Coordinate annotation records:
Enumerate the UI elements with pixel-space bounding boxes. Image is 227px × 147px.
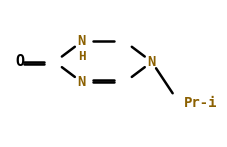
Text: O: O	[15, 54, 25, 69]
Text: N: N	[78, 34, 86, 49]
Text: H: H	[78, 50, 86, 62]
Text: N: N	[148, 55, 156, 69]
Text: N: N	[78, 75, 86, 89]
Text: Pr-i: Pr-i	[183, 96, 217, 110]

* _Directions for this task_
Please update the stretch from the start of the records through the line containing "75, 86, 89]", swapping "UI elements" for "interface elements" and keeping everything else the same. Leave the pictures out of your answer.

* _Written response_
Enumerate the interface elements with pixel-space bounding boxes. Image is 227px × 147px.
Text: O: O	[15, 54, 25, 69]
Text: N: N	[78, 34, 86, 49]
Text: H: H	[78, 50, 86, 62]
Text: N: N	[148, 55, 156, 69]
Text: N: N	[78, 75, 86, 89]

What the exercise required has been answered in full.